## SET TASK
Write out the data below line for line, leaving out the pictures.

## EXERCISE MATERIALS
#####

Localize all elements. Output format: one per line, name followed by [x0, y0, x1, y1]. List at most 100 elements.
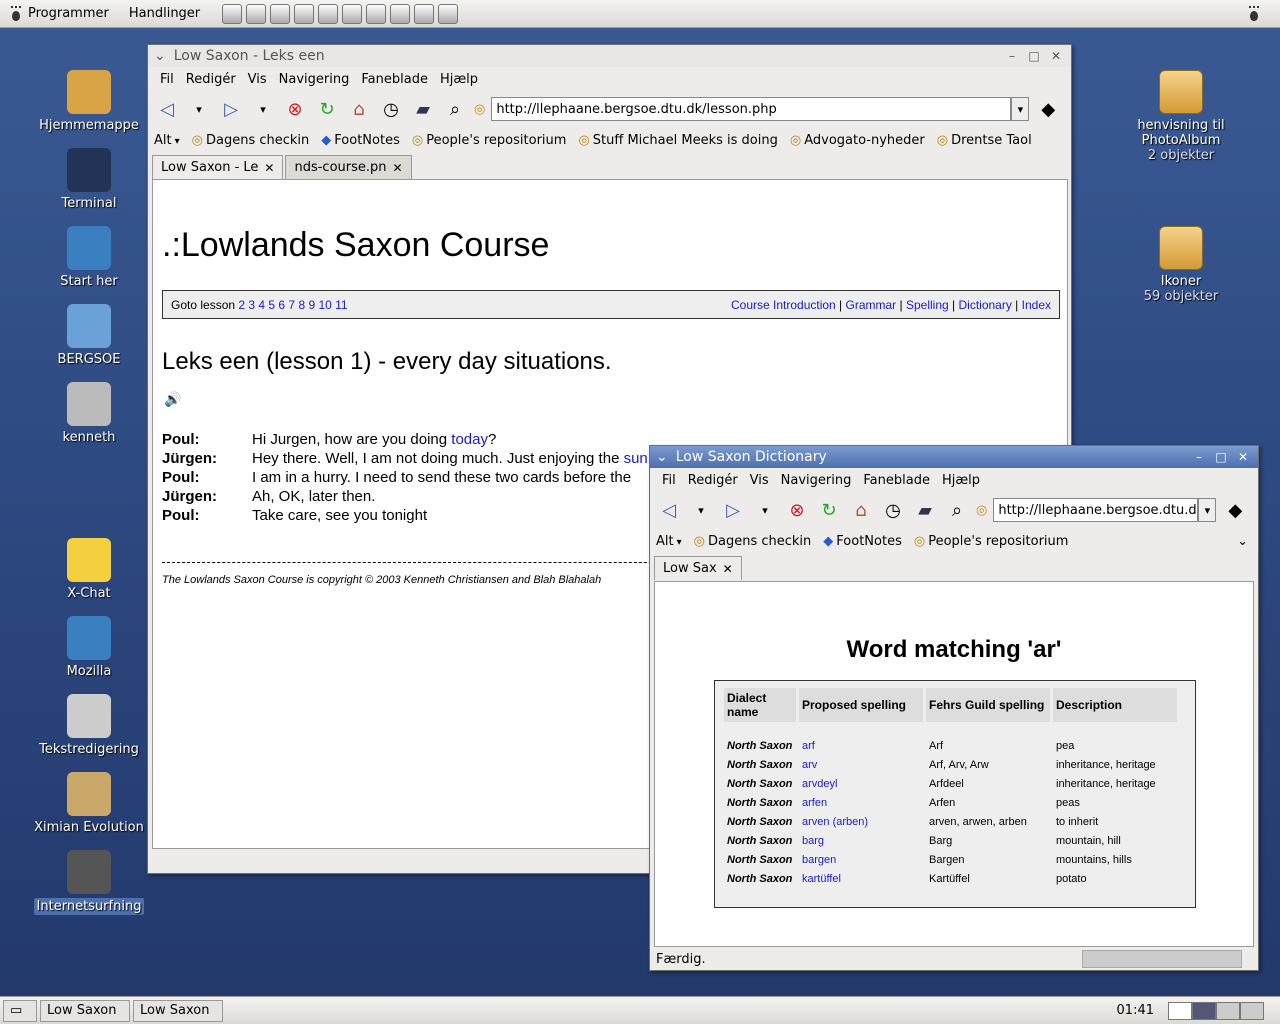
close-tab-icon[interactable]: ✕	[723, 562, 733, 576]
spelling-link[interactable]: arven (arben)	[799, 814, 923, 830]
bookmarks-icon[interactable]: ▰	[912, 497, 938, 523]
minimize-button[interactable]: –	[1003, 47, 1021, 65]
spelling-link[interactable]: arfen	[799, 795, 923, 811]
bookmarks-icon[interactable]: ▰	[410, 96, 436, 122]
desktop-icon[interactable]: Ximian Evolution	[24, 772, 154, 835]
desktop-icon[interactable]: Tekstredigering	[24, 694, 154, 757]
reload-icon[interactable]: ↻	[816, 497, 842, 523]
red-icon[interactable]	[390, 3, 411, 24]
tab-dictionary[interactable]: Low Sax ✕	[654, 556, 742, 580]
desktop-icon[interactable]: Hjemmemappe	[24, 70, 154, 133]
spelling-link[interactable]: arf	[799, 738, 923, 754]
url-dropdown-icon[interactable]: ▾	[1198, 498, 1217, 522]
window-menu-icon[interactable]: ⌄	[656, 449, 668, 465]
menu-item[interactable]: Vis	[248, 72, 267, 87]
reload-icon[interactable]: ↻	[314, 96, 340, 122]
url-input[interactable]: http://llephaane.bergsoe.dtu.dk/s	[993, 498, 1199, 522]
nav-link[interactable]: Grammar	[846, 298, 897, 312]
task-button[interactable]: Low Saxon	[133, 999, 223, 1022]
back-icon[interactable]: ◁	[656, 497, 682, 523]
titlebar[interactable]: ⌄ Low Saxon - Leks een – □ ✕	[148, 45, 1071, 67]
task-button[interactable]: Low Saxon	[40, 999, 130, 1022]
home-icon[interactable]: ⌂	[346, 96, 372, 122]
applications-menu[interactable]: Programmer	[0, 0, 119, 28]
tab-image[interactable]: nds-course.pn ✕	[285, 155, 412, 179]
bookmarks-menu[interactable]: Alt ▾	[154, 133, 180, 148]
nav-link[interactable]: Dictionary	[958, 298, 1011, 312]
vocab-link[interactable]: today	[451, 430, 488, 449]
window-icon[interactable]	[414, 3, 435, 24]
gnome-icon[interactable]	[438, 3, 459, 24]
titlebar[interactable]: ⌄ Low Saxon Dictionary – □ ✕	[650, 446, 1258, 468]
maximize-button[interactable]: □	[1212, 448, 1230, 466]
bookmark-item[interactable]: ◎ Drentse Taol	[937, 133, 1032, 148]
forward-icon[interactable]: ▷	[720, 497, 746, 523]
bookmark-item[interactable]: ◎ People's repositorium	[412, 133, 567, 148]
spelling-link[interactable]: bargen	[799, 852, 923, 868]
menu-item[interactable]: Faneblade	[863, 473, 930, 488]
spelling-link[interactable]: barg	[799, 833, 923, 849]
desktop-icon[interactable]: X-Chat	[24, 538, 154, 601]
desktop-icon[interactable]: Terminal	[24, 148, 154, 211]
bookmark-item[interactable]: ◆ FootNotes	[823, 534, 902, 549]
history-icon[interactable]: ◷	[378, 96, 404, 122]
show-desktop-button[interactable]: ▭	[3, 999, 37, 1022]
gnome-menu-icon[interactable]	[1248, 5, 1260, 22]
bookmark-item[interactable]: ◎ Advogato-nyheder	[790, 133, 925, 148]
mail-icon[interactable]	[318, 3, 339, 24]
menu-item[interactable]: Navigering	[279, 72, 350, 87]
desktop-icon[interactable]: Mozilla	[24, 616, 154, 679]
window-menu-icon[interactable]: ⌄	[154, 48, 166, 64]
menu-item[interactable]: Fil	[160, 72, 174, 87]
spelling-link[interactable]: arvdeyl	[799, 776, 923, 792]
close-button[interactable]: ✕	[1047, 47, 1065, 65]
menu-item[interactable]: Hjælp	[942, 473, 980, 488]
desktop-icon[interactable]: kenneth	[24, 382, 154, 445]
bookmark-item[interactable]: ◎ Stuff Michael Meeks is doing	[578, 133, 777, 148]
history-icon[interactable]: ◷	[880, 497, 906, 523]
close-button[interactable]: ✕	[1234, 448, 1252, 466]
speaker-icon[interactable]: 🔊	[164, 392, 181, 408]
tab-lesson[interactable]: Low Saxon - Le ✕	[152, 155, 284, 179]
calculator-icon[interactable]	[294, 3, 315, 24]
workspace-switcher[interactable]	[1168, 1001, 1264, 1020]
menu-item[interactable]: Vis	[750, 473, 769, 488]
url-input[interactable]: http://llephaane.bergsoe.dtu.dk/lesson.p…	[491, 97, 1012, 121]
chevron-down-icon[interactable]: ▾	[752, 497, 778, 523]
back-icon[interactable]: ◁	[154, 96, 180, 122]
spelling-link[interactable]: arv	[799, 757, 923, 773]
monitor-icon[interactable]	[270, 3, 291, 24]
nav-link[interactable]: Course Introduction	[731, 298, 836, 312]
desktop-icon[interactable]: BERGSOE	[24, 304, 154, 367]
menu-item[interactable]: Hjælp	[440, 72, 478, 87]
desktop-icon[interactable]: Start her	[24, 226, 154, 289]
notes-icon[interactable]	[222, 3, 243, 24]
spelling-link[interactable]: kartüffel	[799, 871, 923, 887]
forward-icon[interactable]: ▷	[218, 96, 244, 122]
menu-item[interactable]: Faneblade	[361, 72, 428, 87]
maximize-button[interactable]: □	[1025, 47, 1043, 65]
edit-icon[interactable]	[342, 3, 363, 24]
close-tab-icon[interactable]: ✕	[264, 161, 274, 175]
menu-item[interactable]: Navigering	[781, 473, 852, 488]
laptop-icon[interactable]	[246, 3, 267, 24]
actions-menu[interactable]: Handlinger	[119, 0, 210, 28]
document-icon[interactable]	[366, 3, 387, 24]
chevron-down-icon[interactable]: ▾	[250, 96, 276, 122]
search-icon[interactable]: ⌕	[944, 497, 970, 523]
url-dropdown-icon[interactable]: ▾	[1011, 97, 1030, 121]
lesson-links[interactable]: 2 3 4 5 6 7 8 9 10 11	[238, 298, 347, 312]
stop-icon[interactable]: ⊗	[282, 96, 308, 122]
nav-link[interactable]: Index	[1022, 298, 1051, 312]
chevron-down-icon[interactable]: ▾	[688, 497, 714, 523]
bookmark-item[interactable]: ◎ People's repositorium	[914, 534, 1069, 549]
menu-item[interactable]: Fil	[662, 473, 676, 488]
menu-item[interactable]: Redigér	[186, 72, 236, 87]
bookmarks-menu[interactable]: Alt ▾	[656, 534, 682, 549]
search-icon[interactable]: ⌕	[442, 96, 468, 122]
nav-link[interactable]: Spelling	[906, 298, 949, 312]
bookmark-item[interactable]: ◆ FootNotes	[321, 133, 400, 148]
menu-item[interactable]: Redigér	[688, 473, 738, 488]
home-icon[interactable]: ⌂	[848, 497, 874, 523]
desktop-icon[interactable]: Internetsurfning	[24, 850, 154, 915]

#####

## SOLUTION
Localize all elements. Output format: one per line, name followed by [x0, y0, x1, y1]. List at most 100 elements.
close-tab-icon[interactable]: ✕	[723, 562, 733, 576]
spelling-link[interactable]: arven (arben)	[799, 814, 923, 830]
bookmarks-icon[interactable]: ▰	[912, 497, 938, 523]
minimize-button[interactable]: –	[1003, 47, 1021, 65]
spelling-link[interactable]: arfen	[799, 795, 923, 811]
bookmarks-icon[interactable]: ▰	[410, 96, 436, 122]
desktop-icon[interactable]: Ximian Evolution	[24, 772, 154, 835]
desktop-icon[interactable]: Tekstredigering	[24, 694, 154, 757]
reload-icon[interactable]: ↻	[816, 497, 842, 523]
red-icon[interactable]	[390, 3, 411, 24]
tab-dictionary[interactable]: Low Sax ✕	[654, 556, 742, 580]
desktop-icon[interactable]: Hjemmemappe	[24, 70, 154, 133]
spelling-link[interactable]: arf	[799, 738, 923, 754]
url-dropdown-icon[interactable]: ▾	[1198, 498, 1217, 522]
window-menu-icon[interactable]: ⌄	[656, 449, 668, 465]
menu-item[interactable]: Vis	[248, 72, 267, 87]
reload-icon[interactable]: ↻	[314, 96, 340, 122]
url-input[interactable]: http://llephaane.bergsoe.dtu.dk/s	[993, 498, 1199, 522]
nav-link[interactable]: Grammar	[846, 298, 897, 312]
task-button[interactable]: Low Saxon	[133, 999, 223, 1022]
back-icon[interactable]: ◁	[656, 497, 682, 523]
titlebar[interactable]: ⌄ Low Saxon - Leks een – □ ✕	[148, 45, 1071, 67]
task-button[interactable]: Low Saxon	[40, 999, 130, 1022]
home-icon[interactable]: ⌂	[346, 96, 372, 122]
applications-menu[interactable]: Programmer	[0, 0, 119, 28]
tab-image[interactable]: nds-course.pn ✕	[285, 155, 412, 179]
bookmarks-menu[interactable]: Alt ▾	[154, 133, 180, 148]
nav-link[interactable]: Dictionary	[958, 298, 1011, 312]
vocab-link[interactable]: today	[451, 430, 488, 449]
window-icon[interactable]	[414, 3, 435, 24]
gnome-icon[interactable]	[438, 3, 459, 24]
titlebar[interactable]: ⌄ Low Saxon Dictionary – □ ✕	[650, 446, 1258, 468]
maximize-button[interactable]: □	[1212, 448, 1230, 466]
bookmark-item[interactable]: ◎ Drentse Taol	[937, 133, 1032, 148]
forward-icon[interactable]: ▷	[720, 497, 746, 523]
bookmark-item[interactable]: ◎ People's repositorium	[412, 133, 567, 148]
spelling-link[interactable]: bargen	[799, 852, 923, 868]
menu-item[interactable]: Faneblade	[863, 473, 930, 488]
spelling-link[interactable]: barg	[799, 833, 923, 849]
desktop-icon[interactable]: X-Chat	[24, 538, 154, 601]
desktop-icon[interactable]: Terminal	[24, 148, 154, 211]
bookmark-item[interactable]: ◆ FootNotes	[823, 534, 902, 549]
history-icon[interactable]: ◷	[378, 96, 404, 122]
show-desktop-button[interactable]: ▭	[3, 999, 37, 1022]
gnome-menu-icon[interactable]	[1248, 5, 1260, 22]
bookmark-item[interactable]: ◎ Advogato-nyheder	[790, 133, 925, 148]
mail-icon[interactable]	[318, 3, 339, 24]
menu-item[interactable]: Navigering	[279, 72, 350, 87]
desktop-icon[interactable]: Mozilla	[24, 616, 154, 679]
window-menu-icon[interactable]: ⌄	[154, 48, 166, 64]
menu-item[interactable]: Fil	[160, 72, 174, 87]
spelling-link[interactable]: arvdeyl	[799, 776, 923, 792]
close-button[interactable]: ✕	[1047, 47, 1065, 65]
menu-item[interactable]: Hjælp	[942, 473, 980, 488]
desktop-icon[interactable]: kenneth	[24, 382, 154, 445]
bookmark-item[interactable]: ◎ Stuff Michael Meeks is doing	[578, 133, 777, 148]
history-icon[interactable]: ◷	[880, 497, 906, 523]
close-button[interactable]: ✕	[1234, 448, 1252, 466]
speaker-icon[interactable]: 🔊	[164, 392, 181, 408]
tab-lesson[interactable]: Low Saxon - Le ✕	[152, 155, 284, 179]
calculator-icon[interactable]	[294, 3, 315, 24]
workspace-switcher[interactable]	[1168, 1001, 1264, 1020]
menu-item[interactable]: Vis	[750, 473, 769, 488]
url-input[interactable]: http://llephaane.bergsoe.dtu.dk/lesson.p…	[491, 97, 1012, 121]
chevron-down-icon[interactable]: ▾	[752, 497, 778, 523]
back-icon[interactable]: ◁	[154, 96, 180, 122]
spelling-link[interactable]: arv	[799, 757, 923, 773]
monitor-icon[interactable]	[270, 3, 291, 24]
nav-link[interactable]: Course Introduction	[731, 298, 836, 312]
desktop-icon[interactable]: BERGSOE	[24, 304, 154, 367]
menu-item[interactable]: Hjælp	[440, 72, 478, 87]
desktop-icon[interactable]: Start her	[24, 226, 154, 289]
notes-icon[interactable]	[222, 3, 243, 24]
spelling-link[interactable]: kartüffel	[799, 871, 923, 887]
forward-icon[interactable]: ▷	[218, 96, 244, 122]
menu-item[interactable]: Faneblade	[361, 72, 428, 87]
maximize-button[interactable]: □	[1025, 47, 1043, 65]
edit-icon[interactable]	[342, 3, 363, 24]
close-tab-icon[interactable]: ✕	[264, 161, 274, 175]
menu-item[interactable]: Navigering	[781, 473, 852, 488]
laptop-icon[interactable]	[246, 3, 267, 24]
actions-menu[interactable]: Handlinger	[119, 0, 210, 28]
document-icon[interactable]	[366, 3, 387, 24]
chevron-down-icon[interactable]: ▾	[250, 96, 276, 122]
search-icon[interactable]: ⌕	[944, 497, 970, 523]
url-dropdown-icon[interactable]: ▾	[1011, 97, 1030, 121]
lesson-links[interactable]: 2 3 4 5 6 7 8 9 10 11	[238, 298, 347, 312]
stop-icon[interactable]: ⊗	[282, 96, 308, 122]
nav-link[interactable]: Index	[1022, 298, 1051, 312]
chevron-down-icon[interactable]: ▾	[688, 497, 714, 523]
bookmark-item[interactable]: ◎ People's repositorium	[914, 534, 1069, 549]
menu-item[interactable]: Fil	[662, 473, 676, 488]
menu-item[interactable]: Redigér	[186, 72, 236, 87]
bookmarks-menu[interactable]: Alt ▾	[656, 534, 682, 549]
search-icon[interactable]: ⌕	[442, 96, 468, 122]
nav-link[interactable]: Spelling	[906, 298, 949, 312]
bookmark-item[interactable]: ◆ FootNotes	[321, 133, 400, 148]
menu-item[interactable]: Redigér	[688, 473, 738, 488]
home-icon[interactable]: ⌂	[848, 497, 874, 523]
desktop-icon[interactable]: Internetsurfning	[24, 850, 154, 915]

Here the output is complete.